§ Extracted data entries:
= = = = = = =

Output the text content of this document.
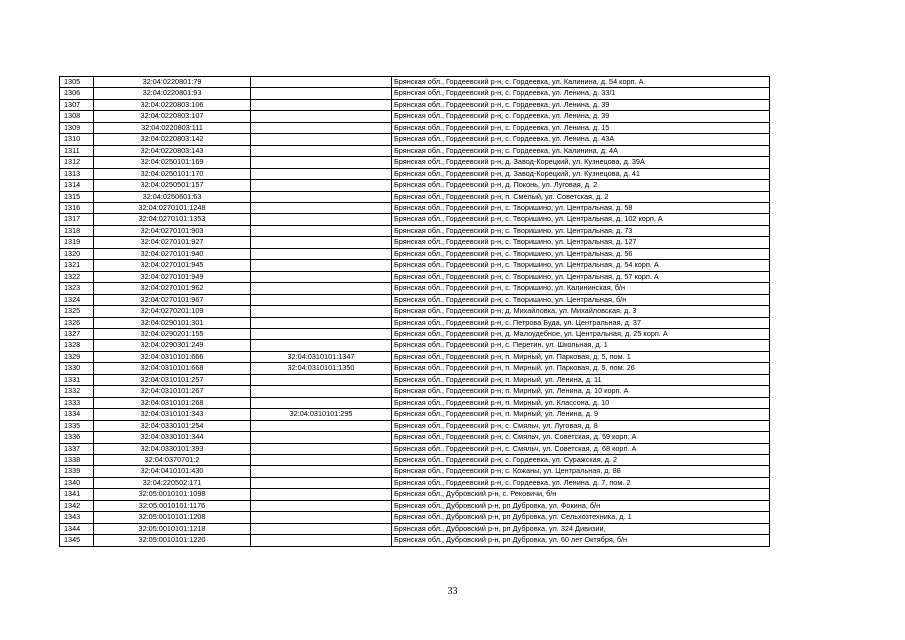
1305	32:04:0220801:79		Брянская обл., Гордеевский р-н, с. Гордеевка, ул. Калинина, д. 54 корп. А
1306	32:04:0220801:93		Брянская обл., Гордеевский р-н, с. Гордеевка, ул. Ленина, д. 33/1
1307	32:04:0220803:106		Брянская обл., Гордеевский р-н, с. Гордеевка, ул. Ленина, д. 39
1308	32:04:0220803:107		Брянская обл., Гордеевский р-н, с. Гордеевка, ул. Ленина, д. 39
1309	32:04:0220803:111		Брянская обл., Гордеевский р-н, с. Гордеевка, ул. Ленина, д. 15
1310	32:04:0220803:142		Брянская обл., Гордеевский р-н, с. Гордеевка, ул. Ленина, д. 43А
1311	32:04:0220803:143		Брянская обл., Гордеевский р-н, с. Гордеевка, ул. Калинина, д. 4А
1312	32:04:0250101:169		Брянская обл., Гордеевский р-н, д. Завод-Корецкий, ул. Кузнецова, д. 39А
1313	32:04:0250101:170		Брянская обл., Гордеевский р-н, д. Завод-Корецкий, ул. Кузнецова, д. 41
1314	32:04:0250501:157		Брянская обл., Гордеевский р-н, д. Поконь, ул. Луговая, д. 2
1315	32:04:0250601:63		Брянская обл., Гордеевский р-н, п. Смелый, ул. Советская, д. 2
1316	32:04:0270101:1248		Брянская обл., Гордеевский р-н, с. Творишино, ул. Центральная, д. 58
1317	32:04:0270101:1353		Брянская обл., Гордеевский р-н, с. Творишино, ул. Центральная, д. 102 корп. А
1318	32:04:0270101:903		Брянская обл., Гордеевский р-н, с. Творишино, ул. Центральная, д. 73
1319	32:04:0270101:927		Брянская обл., Гордеевский р-н, с. Творишино, ул. Центральная, д. 127
1320	32:04:0270101:940		Брянская обл., Гордеевский р-н, с. Творишино, ул. Центральная, д. 56
1321	32:04:0270101:945		Брянская обл., Гордеевский р-н, с. Творишино, ул. Центральная, д. 54 корп. А
1322	32:04:0270101:949		Брянская обл., Гордеевский р-н, с. Творишино, ул. Центральная, д. 57 корп. А
1323	32:04:0270101:962		Брянская обл., Гордеевский р-н, с. Творишино, ул. Калининская, б/н
1324	32:04:0270101:967		Брянская обл., Гордеевский р-н, с. Творишино, ул. Центральная, б/н
1325	32:04:0270201:109		Брянская обл., Гордеевский р-н, д. Михайловка, ул. Михайловская, д. 3
1326	32:04:0290101:301		Брянская обл., Гордеевский р-н, с. Петрова Буда, ул. Центральная, д. 37
1327	32:04:0290201:155		Брянская обл., Гордеевский р-н, д. Малоудебное, ул. Центральная, д. 25 корп. А
1328	32:04:0290301:249		Брянская обл., Гордеевский р-н, с. Перетин, ул. Школьная, д. 1
1329	32:04:0310101:666	32:04:0310101:1347	Брянская обл., Гордеевский р-н, п. Мирный, ул. Парковая, д. 5, пом. 1
1330	32:04:0310101:668	32:04:0310101:1350	Брянская обл., Гордеевский р-н, п. Мирный, ул. Парковая, д. 5, пом. 26
1331	32:04:0310101:257		Брянская обл., Гордеевский р-н, п. Мирный, ул. Ленина, д. 11
1332	32:04:0310101:267		Брянская обл., Гордеевский р-н, п. Мирный, ул. Ленина, д. 10 корп. А
1333	32:04:0310101:268		Брянская обл., Гордеевский р-н, п. Мирный, ул. Классона, д. 10
1334	32:04:0310101:343	32:04:0310101:295	Брянская обл., Гордеевский р-н, п. Мирный, ул. Ленина, д. 9
1335	32:04:0330101:254		Брянская обл., Гордеевский р-н, с. Смяльч, ул. Луговая, д. 8
1336	32:04:0330101:344		Брянская обл., Гордеевский р-н, с. Смяльч, ул. Советская, д. 59 корп. А
1337	32:04:0330101:393		Брянская обл., Гордеевский р-н, с. Смяльч, ул. Советская, д. 68 корп. А
1338	32:04:0370701:2		Брянская обл., Гордеевский р-н, с. Гордеевка, ул. Суражская, д. 2
1339	32:04:0410101:430		Брянская обл., Гордеевский р-н, с. Кожаны, ул. Центральная, д. 88
1340	32:04:220502:171		Брянская обл., Гордеевский р-н, с. Гордеевка, ул. Ленина, д. 7, пом. 2
1341	32:05:0010101:1098		Брянская обл., Дубровский р-н, с. Рековичи, б/н
1342	32:05:0010101:1176		Брянская обл., Дубровский р-н, рп Дубровка, ул. Фокина, б/н
1343	32:05:0010101:1208		Брянская обл., Дубровский р-н, рп Дубровка, ул. Сельхозтехника, д. 1
1344	32:05:0010101:1218		Брянская обл., Дубровский р-н, рп Дубровка, ул. 324 Дивизии,
1345	32:05:0010101:1220		Брянская обл., Дубровский р-н, рп Дубровка, ул. 60 лет Октября, б/н
33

= = = = = = =

§ Problem statement:
Reproduce each line exactly, please, except for any pictures.

§ Result of this exercise:
Output the text content of this document.
1305	32:04:0220801:79		Брянская обл., Гордеевский р-н, с. Гордеевка, ул. Калинина, д. 54 корп. А
1306	32:04:0220801:93		Брянская обл., Гордеевский р-н, с. Гордеевка, ул. Ленина, д. 33/1
1307	32:04:0220803:106		Брянская обл., Гордеевский р-н, с. Гордеевка, ул. Ленина, д. 39
1308	32:04:0220803:107		Брянская обл., Гордеевский р-н, с. Гордеевка, ул. Ленина, д. 39
1309	32:04:0220803:111		Брянская обл., Гордеевский р-н, с. Гордеевка, ул. Ленина, д. 15
1310	32:04:0220803:142		Брянская обл., Гордеевский р-н, с. Гордеевка, ул. Ленина, д. 43А
1311	32:04:0220803:143		Брянская обл., Гордеевский р-н, с. Гордеевка, ул. Калинина, д. 4А
1312	32:04:0250101:169		Брянская обл., Гордеевский р-н, д. Завод-Корецкий, ул. Кузнецова, д. 39А
1313	32:04:0250101:170		Брянская обл., Гордеевский р-н, д. Завод-Корецкий, ул. Кузнецова, д. 41
1314	32:04:0250501:157		Брянская обл., Гордеевский р-н, д. Поконь, ул. Луговая, д. 2
1315	32:04:0250601:63		Брянская обл., Гордеевский р-н, п. Смелый, ул. Советская, д. 2
1316	32:04:0270101:1248		Брянская обл., Гордеевский р-н, с. Творишино, ул. Центральная, д. 58
1317	32:04:0270101:1353		Брянская обл., Гордеевский р-н, с. Творишино, ул. Центральная, д. 102 корп. А
1318	32:04:0270101:903		Брянская обл., Гордеевский р-н, с. Творишино, ул. Центральная, д. 73
1319	32:04:0270101:927		Брянская обл., Гордеевский р-н, с. Творишино, ул. Центральная, д. 127
1320	32:04:0270101:940		Брянская обл., Гордеевский р-н, с. Творишино, ул. Центральная, д. 56
1321	32:04:0270101:945		Брянская обл., Гордеевский р-н, с. Творишино, ул. Центральная, д. 54 корп. А
1322	32:04:0270101:949		Брянская обл., Гордеевский р-н, с. Творишино, ул. Центральная, д. 57 корп. А
1323	32:04:0270101:962		Брянская обл., Гордеевский р-н, с. Творишино, ул. Калининская, б/н
1324	32:04:0270101:967		Брянская обл., Гордеевский р-н, с. Творишино, ул. Центральная, б/н
1325	32:04:0270201:109		Брянская обл., Гордеевский р-н, д. Михайловка, ул. Михайловская, д. 3
1326	32:04:0290101:301		Брянская обл., Гордеевский р-н, с. Петрова Буда, ул. Центральная, д. 37
1327	32:04:0290201:155		Брянская обл., Гордеевский р-н, д. Малоудебное, ул. Центральная, д. 25 корп. А
1328	32:04:0290301:249		Брянская обл., Гордеевский р-н, с. Перетин, ул. Школьная, д. 1
1329	32:04:0310101:666	32:04:0310101:1347	Брянская обл., Гордеевский р-н, п. Мирный, ул. Парковая, д. 5, пом. 1
1330	32:04:0310101:668	32:04:0310101:1350	Брянская обл., Гордеевский р-н, п. Мирный, ул. Парковая, д. 5, пом. 26
1331	32:04:0310101:257		Брянская обл., Гордеевский р-н, п. Мирный, ул. Ленина, д. 11
1332	32:04:0310101:267		Брянская обл., Гордеевский р-н, п. Мирный, ул. Ленина, д. 10 корп. А
1333	32:04:0310101:268		Брянская обл., Гордеевский р-н, п. Мирный, ул. Классона, д. 10
1334	32:04:0310101:343	32:04:0310101:295	Брянская обл., Гордеевский р-н, п. Мирный, ул. Ленина, д. 9
1335	32:04:0330101:254		Брянская обл., Гордеевский р-н, с. Смяльч, ул. Луговая, д. 8
1336	32:04:0330101:344		Брянская обл., Гордеевский р-н, с. Смяльч, ул. Советская, д. 59 корп. А
1337	32:04:0330101:393		Брянская обл., Гордеевский р-н, с. Смяльч, ул. Советская, д. 68 корп. А
1338	32:04:0370701:2		Брянская обл., Гордеевский р-н, с. Гордеевка, ул. Суражская, д. 2
1339	32:04:0410101:430		Брянская обл., Гордеевский р-н, с. Кожаны, ул. Центральная, д. 88
1340	32:04:220502:171		Брянская обл., Гордеевский р-н, с. Гордеевка, ул. Ленина, д. 7, пом. 2
1341	32:05:0010101:1098		Брянская обл., Дубровский р-н, с. Рековичи, б/н
1342	32:05:0010101:1176		Брянская обл., Дубровский р-н, рп Дубровка, ул. Фокина, б/н
1343	32:05:0010101:1208		Брянская обл., Дубровский р-н, рп Дубровка, ул. Сельхозтехника, д. 1
1344	32:05:0010101:1218		Брянская обл., Дубровский р-н, рп Дубровка, ул. 324 Дивизии,
1345	32:05:0010101:1220		Брянская обл., Дубровский р-н, рп Дубровка, ул. 60 лет Октября, б/н
33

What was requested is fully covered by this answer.